Copy out every line of the records where the string "title" occurs.
——
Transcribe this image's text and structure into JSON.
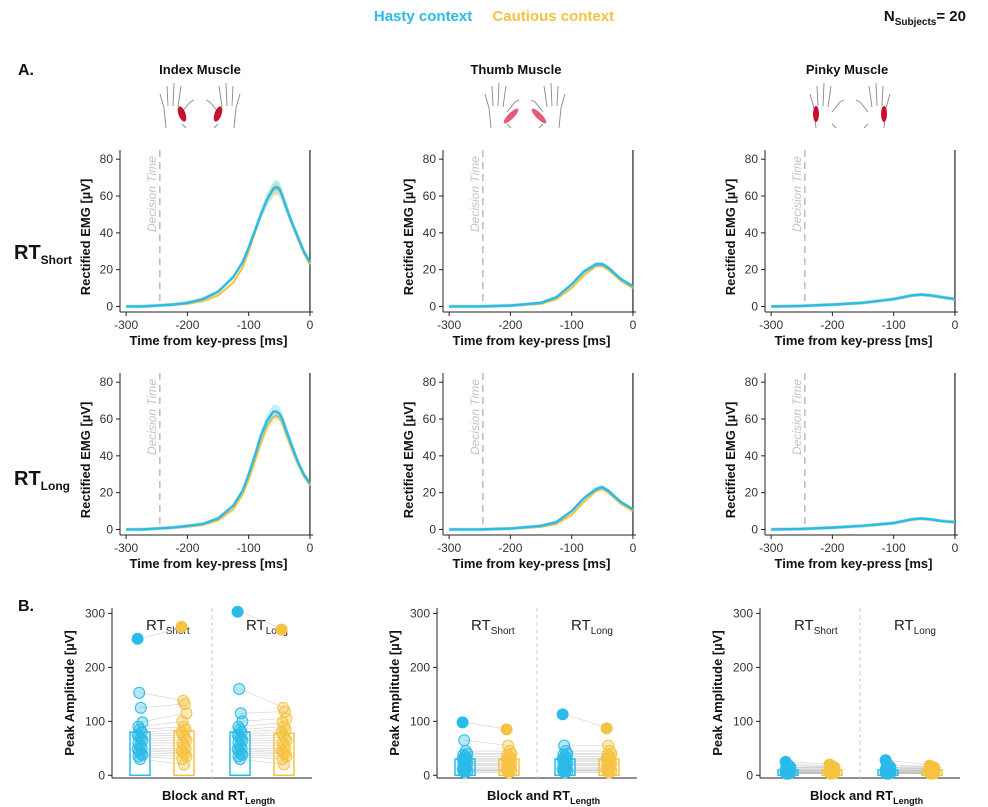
{
  "legend": {
    "hasty_label": "Hasty context",
    "cautious_label": "Cautious context",
    "hasty_color": "#2ABBE8",
    "cautious_color": "#F5C342"
  },
  "n_subjects": {
    "prefix": "N",
    "sub": "Subjects",
    "value": "= 20"
  },
  "panel_labels": {
    "a": "A.",
    "b": "B."
  },
  "row_labels": {
    "short": {
      "main": "RT",
      "sub": "Short"
    },
    "long": {
      "main": "RT",
      "sub": "Long"
    }
  },
  "columns": [
    {
      "title": "Index Muscle",
      "hand_highlight": "index"
    },
    {
      "title": "Thumb Muscle",
      "hand_highlight": "thumb"
    },
    {
      "title": "Pinky Muscle",
      "hand_highlight": "pinky"
    }
  ],
  "decision_label": "Decision Time",
  "chart_data": [
    {
      "type": "line",
      "panel": "A",
      "muscle": "Index Muscle",
      "rt": "Short",
      "xlabel": "Time from key-press [ms]",
      "ylabel": "Rectified EMG [µV]",
      "xlim": [
        -310,
        5
      ],
      "ylim": [
        -3,
        85
      ],
      "xticks": [
        -300,
        -200,
        -100,
        0
      ],
      "yticks": [
        0,
        20,
        40,
        60,
        80
      ],
      "decision_time": -245,
      "x": [
        -300,
        -275,
        -250,
        -225,
        -200,
        -175,
        -150,
        -125,
        -110,
        -100,
        -90,
        -80,
        -70,
        -60,
        -55,
        -50,
        -45,
        -40,
        -30,
        -20,
        -10,
        0
      ],
      "series": [
        {
          "name": "Hasty context",
          "values": [
            0,
            0,
            0.5,
            1,
            2,
            4,
            8,
            16,
            24,
            32,
            41,
            50,
            58,
            64,
            65,
            64,
            60,
            55,
            46,
            38,
            30,
            24
          ]
        },
        {
          "name": "Cautious context",
          "values": [
            0,
            0,
            0.5,
            1,
            1.5,
            3,
            6,
            13,
            21,
            30,
            40,
            50,
            58,
            63,
            64,
            63,
            60,
            55,
            46,
            37,
            29,
            23
          ]
        }
      ]
    },
    {
      "type": "line",
      "panel": "A",
      "muscle": "Thumb Muscle",
      "rt": "Short",
      "xlabel": "Time from key-press [ms]",
      "ylabel": "Rectified EMG [µV]",
      "xlim": [
        -310,
        5
      ],
      "ylim": [
        -3,
        85
      ],
      "xticks": [
        -300,
        -200,
        -100,
        0
      ],
      "yticks": [
        0,
        20,
        40,
        60,
        80
      ],
      "decision_time": -245,
      "x": [
        -300,
        -250,
        -200,
        -150,
        -125,
        -100,
        -80,
        -60,
        -50,
        -40,
        -20,
        0
      ],
      "series": [
        {
          "name": "Hasty context",
          "values": [
            0,
            0,
            0.5,
            2,
            5,
            12,
            19,
            23,
            23,
            21,
            15,
            11
          ]
        },
        {
          "name": "Cautious context",
          "values": [
            0,
            0,
            0.5,
            1.5,
            4,
            10,
            17,
            22,
            22,
            20,
            14,
            10
          ]
        }
      ]
    },
    {
      "type": "line",
      "panel": "A",
      "muscle": "Pinky Muscle",
      "rt": "Short",
      "xlabel": "Time from key-press [ms]",
      "ylabel": "Rectified EMG [µV]",
      "xlim": [
        -310,
        5
      ],
      "ylim": [
        -3,
        85
      ],
      "xticks": [
        -300,
        -200,
        -100,
        0
      ],
      "yticks": [
        0,
        20,
        40,
        60,
        80
      ],
      "decision_time": -245,
      "x": [
        -300,
        -250,
        -200,
        -150,
        -100,
        -70,
        -55,
        -40,
        -20,
        0
      ],
      "series": [
        {
          "name": "Hasty context",
          "values": [
            0,
            0.3,
            1,
            2,
            4,
            6,
            6.5,
            6,
            5,
            4
          ]
        },
        {
          "name": "Cautious context",
          "values": [
            0,
            0.3,
            1,
            2,
            4,
            6,
            6.3,
            6,
            5,
            4
          ]
        }
      ]
    },
    {
      "type": "line",
      "panel": "A",
      "muscle": "Index Muscle",
      "rt": "Long",
      "xlabel": "Time from key-press [ms]",
      "ylabel": "Rectified EMG [µV]",
      "xlim": [
        -310,
        5
      ],
      "ylim": [
        -3,
        85
      ],
      "xticks": [
        -300,
        -200,
        -100,
        0
      ],
      "yticks": [
        0,
        20,
        40,
        60,
        80
      ],
      "decision_time": -245,
      "x": [
        -300,
        -275,
        -250,
        -225,
        -200,
        -175,
        -150,
        -125,
        -110,
        -100,
        -90,
        -80,
        -70,
        -60,
        -55,
        -50,
        -45,
        -40,
        -30,
        -20,
        -10,
        0
      ],
      "series": [
        {
          "name": "Hasty context",
          "values": [
            0,
            0,
            0.5,
            1,
            2,
            3,
            6,
            13,
            21,
            30,
            40,
            51,
            59,
            64,
            64,
            63,
            60,
            55,
            46,
            37,
            30,
            25
          ]
        },
        {
          "name": "Cautious context",
          "values": [
            0,
            0,
            0.5,
            1,
            1.5,
            2.5,
            5,
            11,
            19,
            27,
            37,
            47,
            56,
            61,
            62,
            61,
            58,
            53,
            44,
            36,
            29,
            24
          ]
        }
      ]
    },
    {
      "type": "line",
      "panel": "A",
      "muscle": "Thumb Muscle",
      "rt": "Long",
      "xlabel": "Time from key-press [ms]",
      "ylabel": "Rectified EMG [µV]",
      "xlim": [
        -310,
        5
      ],
      "ylim": [
        -3,
        85
      ],
      "xticks": [
        -300,
        -200,
        -100,
        0
      ],
      "yticks": [
        0,
        20,
        40,
        60,
        80
      ],
      "decision_time": -245,
      "x": [
        -300,
        -250,
        -200,
        -150,
        -125,
        -100,
        -80,
        -60,
        -50,
        -40,
        -20,
        0
      ],
      "series": [
        {
          "name": "Hasty context",
          "values": [
            0,
            0,
            0.5,
            2,
            4,
            10,
            17,
            22,
            23,
            21,
            15,
            11
          ]
        },
        {
          "name": "Cautious context",
          "values": [
            0,
            0,
            0.5,
            1.5,
            3,
            8,
            15,
            21,
            22,
            20,
            14,
            10
          ]
        }
      ]
    },
    {
      "type": "line",
      "panel": "A",
      "muscle": "Pinky Muscle",
      "rt": "Long",
      "xlabel": "Time from key-press [ms]",
      "ylabel": "Rectified EMG [µV]",
      "xlim": [
        -310,
        5
      ],
      "ylim": [
        -3,
        85
      ],
      "xticks": [
        -300,
        -200,
        -100,
        0
      ],
      "yticks": [
        0,
        20,
        40,
        60,
        80
      ],
      "decision_time": -245,
      "x": [
        -300,
        -250,
        -200,
        -150,
        -100,
        -70,
        -55,
        -40,
        -20,
        0
      ],
      "series": [
        {
          "name": "Hasty context",
          "values": [
            0,
            0.3,
            1,
            2,
            3.5,
            5.5,
            6,
            5.5,
            4.5,
            4
          ]
        },
        {
          "name": "Cautious context",
          "values": [
            0,
            0.3,
            1,
            2,
            3.5,
            5.5,
            5.8,
            5.5,
            4.5,
            4
          ]
        }
      ]
    },
    {
      "type": "bar",
      "panel": "B",
      "muscle": "Index Muscle",
      "xlabel": "Block and RT",
      "xlabel_sub": "Length",
      "ylabel": "Peak Amplitude [µV]",
      "ylim": [
        -5,
        310
      ],
      "yticks": [
        0,
        100,
        200,
        300
      ],
      "groups": [
        {
          "label": "RT",
          "label_sub": "Short",
          "hasty": {
            "mean": 80,
            "points": [
              253,
              153,
              125,
              98,
              90,
              85,
              80,
              75,
              72,
              68,
              65,
              60,
              55,
              50,
              48,
              45,
              40,
              38,
              35,
              30
            ]
          },
          "cautious": {
            "mean": 82,
            "points": [
              275,
              138,
              132,
              115,
              100,
              90,
              85,
              80,
              75,
              70,
              65,
              60,
              55,
              50,
              45,
              42,
              40,
              35,
              30,
              20
            ]
          }
        },
        {
          "label": "RT",
          "label_sub": "Long",
          "hasty": {
            "mean": 80,
            "points": [
              303,
              160,
              115,
              100,
              90,
              85,
              80,
              75,
              72,
              68,
              65,
              60,
              55,
              50,
              48,
              45,
              40,
              38,
              35,
              30
            ]
          },
          "cautious": {
            "mean": 78,
            "points": [
              270,
              125,
              118,
              105,
              98,
              90,
              85,
              80,
              75,
              70,
              65,
              60,
              55,
              50,
              45,
              42,
              40,
              35,
              30,
              20
            ]
          }
        }
      ]
    },
    {
      "type": "bar",
      "panel": "B",
      "muscle": "Thumb Muscle",
      "xlabel": "Block and RT",
      "xlabel_sub": "Length",
      "ylabel": "Peak Amplitude [µV]",
      "ylim": [
        -5,
        310
      ],
      "yticks": [
        0,
        100,
        200,
        300
      ],
      "groups": [
        {
          "label": "RT",
          "label_sub": "Short",
          "hasty": {
            "mean": 30,
            "points": [
              98,
              65,
              45,
              40,
              38,
              35,
              32,
              30,
              28,
              25,
              22,
              20,
              18,
              15,
              12,
              10,
              10,
              8,
              8,
              5
            ]
          },
          "cautious": {
            "mean": 30,
            "points": [
              85,
              55,
              45,
              40,
              38,
              35,
              32,
              30,
              28,
              25,
              22,
              20,
              18,
              15,
              12,
              10,
              10,
              8,
              8,
              5
            ]
          }
        },
        {
          "label": "RT",
          "label_sub": "Long",
          "hasty": {
            "mean": 30,
            "points": [
              113,
              55,
              45,
              40,
              38,
              35,
              32,
              30,
              28,
              25,
              22,
              20,
              18,
              15,
              12,
              10,
              10,
              8,
              8,
              5
            ]
          },
          "cautious": {
            "mean": 30,
            "points": [
              87,
              55,
              45,
              40,
              38,
              35,
              32,
              30,
              28,
              25,
              22,
              20,
              18,
              15,
              12,
              10,
              10,
              8,
              8,
              5
            ]
          }
        }
      ]
    },
    {
      "type": "bar",
      "panel": "B",
      "muscle": "Pinky Muscle",
      "xlabel": "Block and RT",
      "xlabel_sub": "Length",
      "ylabel": "Peak Amplitude [µV]",
      "ylim": [
        -5,
        310
      ],
      "yticks": [
        0,
        100,
        200,
        300
      ],
      "groups": [
        {
          "label": "RT",
          "label_sub": "Short",
          "hasty": {
            "mean": 10,
            "points": [
              25,
              20,
              18,
              15,
              14,
              12,
              12,
              10,
              10,
              9,
              8,
              8,
              7,
              6,
              5,
              5,
              4,
              4,
              3,
              3
            ]
          },
          "cautious": {
            "mean": 10,
            "points": [
              20,
              18,
              16,
              15,
              14,
              12,
              12,
              10,
              10,
              9,
              8,
              8,
              7,
              6,
              5,
              5,
              4,
              4,
              3,
              3
            ]
          }
        },
        {
          "label": "RT",
          "label_sub": "Long",
          "hasty": {
            "mean": 10,
            "points": [
              28,
              20,
              18,
              15,
              14,
              12,
              12,
              10,
              10,
              9,
              8,
              8,
              7,
              6,
              5,
              5,
              4,
              4,
              3,
              3
            ]
          },
          "cautious": {
            "mean": 10,
            "points": [
              18,
              16,
              15,
              14,
              13,
              12,
              12,
              10,
              10,
              9,
              8,
              8,
              7,
              6,
              5,
              5,
              4,
              4,
              3,
              3
            ]
          }
        }
      ]
    }
  ]
}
——
● SOLUTION TO THIS EXERCISE:
      "title": "Index Muscle",
      "title": "Thumb Muscle",
      "title": "Pinky Muscle",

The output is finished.